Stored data
»»
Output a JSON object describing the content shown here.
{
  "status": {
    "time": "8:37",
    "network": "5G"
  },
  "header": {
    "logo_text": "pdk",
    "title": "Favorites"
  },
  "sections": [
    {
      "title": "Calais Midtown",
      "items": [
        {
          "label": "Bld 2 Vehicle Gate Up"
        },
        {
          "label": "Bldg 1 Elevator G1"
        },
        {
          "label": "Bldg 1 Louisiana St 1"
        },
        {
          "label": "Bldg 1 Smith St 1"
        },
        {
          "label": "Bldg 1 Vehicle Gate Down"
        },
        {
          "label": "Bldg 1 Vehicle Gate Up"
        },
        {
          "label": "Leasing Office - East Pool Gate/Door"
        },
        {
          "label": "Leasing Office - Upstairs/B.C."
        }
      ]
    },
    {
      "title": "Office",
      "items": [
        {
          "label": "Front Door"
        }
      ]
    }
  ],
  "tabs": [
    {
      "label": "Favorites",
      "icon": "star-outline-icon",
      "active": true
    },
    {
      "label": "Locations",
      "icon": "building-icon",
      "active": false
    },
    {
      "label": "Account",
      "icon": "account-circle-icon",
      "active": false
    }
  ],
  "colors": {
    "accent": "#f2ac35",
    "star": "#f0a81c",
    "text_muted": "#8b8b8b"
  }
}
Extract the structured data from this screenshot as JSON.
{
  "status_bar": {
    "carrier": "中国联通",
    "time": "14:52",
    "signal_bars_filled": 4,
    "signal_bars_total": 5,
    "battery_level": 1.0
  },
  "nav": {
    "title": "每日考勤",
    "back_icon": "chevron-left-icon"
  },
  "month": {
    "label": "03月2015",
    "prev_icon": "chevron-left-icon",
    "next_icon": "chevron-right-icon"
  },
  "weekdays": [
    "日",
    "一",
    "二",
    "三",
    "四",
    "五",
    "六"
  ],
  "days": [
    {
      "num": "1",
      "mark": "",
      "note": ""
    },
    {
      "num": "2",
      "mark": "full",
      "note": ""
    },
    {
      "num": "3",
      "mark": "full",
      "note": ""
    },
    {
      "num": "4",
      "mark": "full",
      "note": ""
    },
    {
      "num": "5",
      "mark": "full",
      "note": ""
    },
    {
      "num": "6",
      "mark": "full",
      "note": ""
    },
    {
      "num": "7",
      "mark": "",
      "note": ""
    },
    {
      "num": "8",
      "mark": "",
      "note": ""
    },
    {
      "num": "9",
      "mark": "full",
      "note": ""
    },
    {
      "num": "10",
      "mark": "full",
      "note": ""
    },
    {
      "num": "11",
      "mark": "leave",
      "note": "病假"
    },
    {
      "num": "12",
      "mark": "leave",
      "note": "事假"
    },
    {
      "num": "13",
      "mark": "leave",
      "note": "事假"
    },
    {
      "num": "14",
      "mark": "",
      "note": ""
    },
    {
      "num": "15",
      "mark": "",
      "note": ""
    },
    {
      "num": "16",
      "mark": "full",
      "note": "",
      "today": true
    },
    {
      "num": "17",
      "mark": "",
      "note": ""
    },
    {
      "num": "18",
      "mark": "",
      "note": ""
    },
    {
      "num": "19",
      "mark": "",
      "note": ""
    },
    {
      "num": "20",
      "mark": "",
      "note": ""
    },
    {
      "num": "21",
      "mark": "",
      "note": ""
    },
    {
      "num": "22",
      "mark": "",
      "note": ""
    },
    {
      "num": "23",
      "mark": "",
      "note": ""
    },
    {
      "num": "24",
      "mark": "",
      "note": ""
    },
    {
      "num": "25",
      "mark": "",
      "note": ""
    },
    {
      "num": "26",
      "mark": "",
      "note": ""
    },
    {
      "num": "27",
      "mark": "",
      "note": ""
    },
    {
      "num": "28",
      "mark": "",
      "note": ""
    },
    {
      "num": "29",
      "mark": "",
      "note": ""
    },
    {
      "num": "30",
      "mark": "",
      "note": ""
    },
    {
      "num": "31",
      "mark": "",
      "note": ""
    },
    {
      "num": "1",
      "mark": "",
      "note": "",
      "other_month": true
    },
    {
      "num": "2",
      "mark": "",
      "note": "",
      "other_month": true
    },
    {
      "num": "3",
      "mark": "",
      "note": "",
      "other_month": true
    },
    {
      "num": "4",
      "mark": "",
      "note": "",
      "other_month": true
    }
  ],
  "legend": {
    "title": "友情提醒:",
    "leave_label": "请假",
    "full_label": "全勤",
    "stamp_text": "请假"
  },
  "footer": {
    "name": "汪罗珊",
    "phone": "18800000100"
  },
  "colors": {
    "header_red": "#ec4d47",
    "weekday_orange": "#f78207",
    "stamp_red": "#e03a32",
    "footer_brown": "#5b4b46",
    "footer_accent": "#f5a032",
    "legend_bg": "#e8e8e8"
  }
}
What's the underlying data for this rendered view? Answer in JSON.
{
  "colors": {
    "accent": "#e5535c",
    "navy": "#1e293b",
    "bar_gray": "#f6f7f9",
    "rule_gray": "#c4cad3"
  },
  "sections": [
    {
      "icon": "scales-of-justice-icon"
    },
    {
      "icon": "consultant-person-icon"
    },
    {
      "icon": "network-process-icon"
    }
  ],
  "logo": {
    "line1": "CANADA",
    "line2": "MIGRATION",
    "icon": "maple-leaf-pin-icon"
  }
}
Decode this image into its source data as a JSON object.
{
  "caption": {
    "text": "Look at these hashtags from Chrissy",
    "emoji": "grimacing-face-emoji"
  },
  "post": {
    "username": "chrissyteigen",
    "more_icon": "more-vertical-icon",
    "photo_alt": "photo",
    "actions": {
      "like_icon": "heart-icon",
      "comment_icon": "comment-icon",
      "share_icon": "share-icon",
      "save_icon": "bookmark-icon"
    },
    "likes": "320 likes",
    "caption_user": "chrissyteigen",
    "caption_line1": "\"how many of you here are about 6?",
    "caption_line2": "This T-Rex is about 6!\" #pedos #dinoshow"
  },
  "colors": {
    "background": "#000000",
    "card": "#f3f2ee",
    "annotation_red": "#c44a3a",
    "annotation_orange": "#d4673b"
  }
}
««
DO THIS ->
Write out the complete set of records exactly as given.

EXPECTED ANSWER ->
Output a JSON object describing the content shown here.
{
  "status": {
    "time": "8:37",
    "network": "5G"
  },
  "header": {
    "logo_text": "pdk",
    "title": "Favorites"
  },
  "sections": [
    {
      "title": "Calais Midtown",
      "items": [
        {
          "label": "Bld 2 Vehicle Gate Up"
        },
        {
          "label": "Bldg 1 Elevator G1"
        },
        {
          "label": "Bldg 1 Louisiana St 1"
        },
        {
          "label": "Bldg 1 Smith St 1"
        },
        {
          "label": "Bldg 1 Vehicle Gate Down"
        },
        {
          "label": "Bldg 1 Vehicle Gate Up"
        },
        {
          "label": "Leasing Office - East Pool Gate/Door"
        },
        {
          "label": "Leasing Office - Upstairs/B.C."
        }
      ]
    },
    {
      "title": "Office",
      "items": [
        {
          "label": "Front Door"
        }
      ]
    }
  ],
  "tabs": [
    {
      "label": "Favorites",
      "icon": "star-outline-icon",
      "active": true
    },
    {
      "label": "Locations",
      "icon": "building-icon",
      "active": false
    },
    {
      "label": "Account",
      "icon": "account-circle-icon",
      "active": false
    }
  ],
  "colors": {
    "accent": "#f2ac35",
    "star": "#f0a81c",
    "text_muted": "#8b8b8b"
  }
}
Extract the structured data from this screenshot as JSON.
{
  "status_bar": {
    "carrier": "中国联通",
    "time": "14:52",
    "signal_bars_filled": 4,
    "signal_bars_total": 5,
    "battery_level": 1.0
  },
  "nav": {
    "title": "每日考勤",
    "back_icon": "chevron-left-icon"
  },
  "month": {
    "label": "03月2015",
    "prev_icon": "chevron-left-icon",
    "next_icon": "chevron-right-icon"
  },
  "weekdays": [
    "日",
    "一",
    "二",
    "三",
    "四",
    "五",
    "六"
  ],
  "days": [
    {
      "num": "1",
      "mark": "",
      "note": ""
    },
    {
      "num": "2",
      "mark": "full",
      "note": ""
    },
    {
      "num": "3",
      "mark": "full",
      "note": ""
    },
    {
      "num": "4",
      "mark": "full",
      "note": ""
    },
    {
      "num": "5",
      "mark": "full",
      "note": ""
    },
    {
      "num": "6",
      "mark": "full",
      "note": ""
    },
    {
      "num": "7",
      "mark": "",
      "note": ""
    },
    {
      "num": "8",
      "mark": "",
      "note": ""
    },
    {
      "num": "9",
      "mark": "full",
      "note": ""
    },
    {
      "num": "10",
      "mark": "full",
      "note": ""
    },
    {
      "num": "11",
      "mark": "leave",
      "note": "病假"
    },
    {
      "num": "12",
      "mark": "leave",
      "note": "事假"
    },
    {
      "num": "13",
      "mark": "leave",
      "note": "事假"
    },
    {
      "num": "14",
      "mark": "",
      "note": ""
    },
    {
      "num": "15",
      "mark": "",
      "note": ""
    },
    {
      "num": "16",
      "mark": "full",
      "note": "",
      "today": true
    },
    {
      "num": "17",
      "mark": "",
      "note": ""
    },
    {
      "num": "18",
      "mark": "",
      "note": ""
    },
    {
      "num": "19",
      "mark": "",
      "note": ""
    },
    {
      "num": "20",
      "mark": "",
      "note": ""
    },
    {
      "num": "21",
      "mark": "",
      "note": ""
    },
    {
      "num": "22",
      "mark": "",
      "note": ""
    },
    {
      "num": "23",
      "mark": "",
      "note": ""
    },
    {
      "num": "24",
      "mark": "",
      "note": ""
    },
    {
      "num": "25",
      "mark": "",
      "note": ""
    },
    {
      "num": "26",
      "mark": "",
      "note": ""
    },
    {
      "num": "27",
      "mark": "",
      "note": ""
    },
    {
      "num": "28",
      "mark": "",
      "note": ""
    },
    {
      "num": "29",
      "mark": "",
      "note": ""
    },
    {
      "num": "30",
      "mark": "",
      "note": ""
    },
    {
      "num": "31",
      "mark": "",
      "note": ""
    },
    {
      "num": "1",
      "mark": "",
      "note": "",
      "other_month": true
    },
    {
      "num": "2",
      "mark": "",
      "note": "",
      "other_month": true
    },
    {
      "num": "3",
      "mark": "",
      "note": "",
      "other_month": true
    },
    {
      "num": "4",
      "mark": "",
      "note": "",
      "other_month": true
    }
  ],
  "legend": {
    "title": "友情提醒:",
    "leave_label": "请假",
    "full_label": "全勤",
    "stamp_text": "请假"
  },
  "footer": {
    "name": "汪罗珊",
    "phone": "18800000100"
  },
  "colors": {
    "header_red": "#ec4d47",
    "weekday_orange": "#f78207",
    "stamp_red": "#e03a32",
    "footer_brown": "#5b4b46",
    "footer_accent": "#f5a032",
    "legend_bg": "#e8e8e8"
  }
}
What's the underlying data for this rendered view? Answer in JSON.
{
  "colors": {
    "accent": "#e5535c",
    "navy": "#1e293b",
    "bar_gray": "#f6f7f9",
    "rule_gray": "#c4cad3"
  },
  "sections": [
    {
      "icon": "scales-of-justice-icon"
    },
    {
      "icon": "consultant-person-icon"
    },
    {
      "icon": "network-process-icon"
    }
  ],
  "logo": {
    "line1": "CANADA",
    "line2": "MIGRATION",
    "icon": "maple-leaf-pin-icon"
  }
}
Decode this image into its source data as a JSON object.
{
  "caption": {
    "text": "Look at these hashtags from Chrissy",
    "emoji": "grimacing-face-emoji"
  },
  "post": {
    "username": "chrissyteigen",
    "more_icon": "more-vertical-icon",
    "photo_alt": "photo",
    "actions": {
      "like_icon": "heart-icon",
      "comment_icon": "comment-icon",
      "share_icon": "share-icon",
      "save_icon": "bookmark-icon"
    },
    "likes": "320 likes",
    "caption_user": "chrissyteigen",
    "caption_line1": "\"how many of you here are about 6?",
    "caption_line2": "This T-Rex is about 6!\" #pedos #dinoshow"
  },
  "colors": {
    "background": "#000000",
    "card": "#f3f2ee",
    "annotation_red": "#c44a3a",
    "annotation_orange": "#d4673b"
  }
}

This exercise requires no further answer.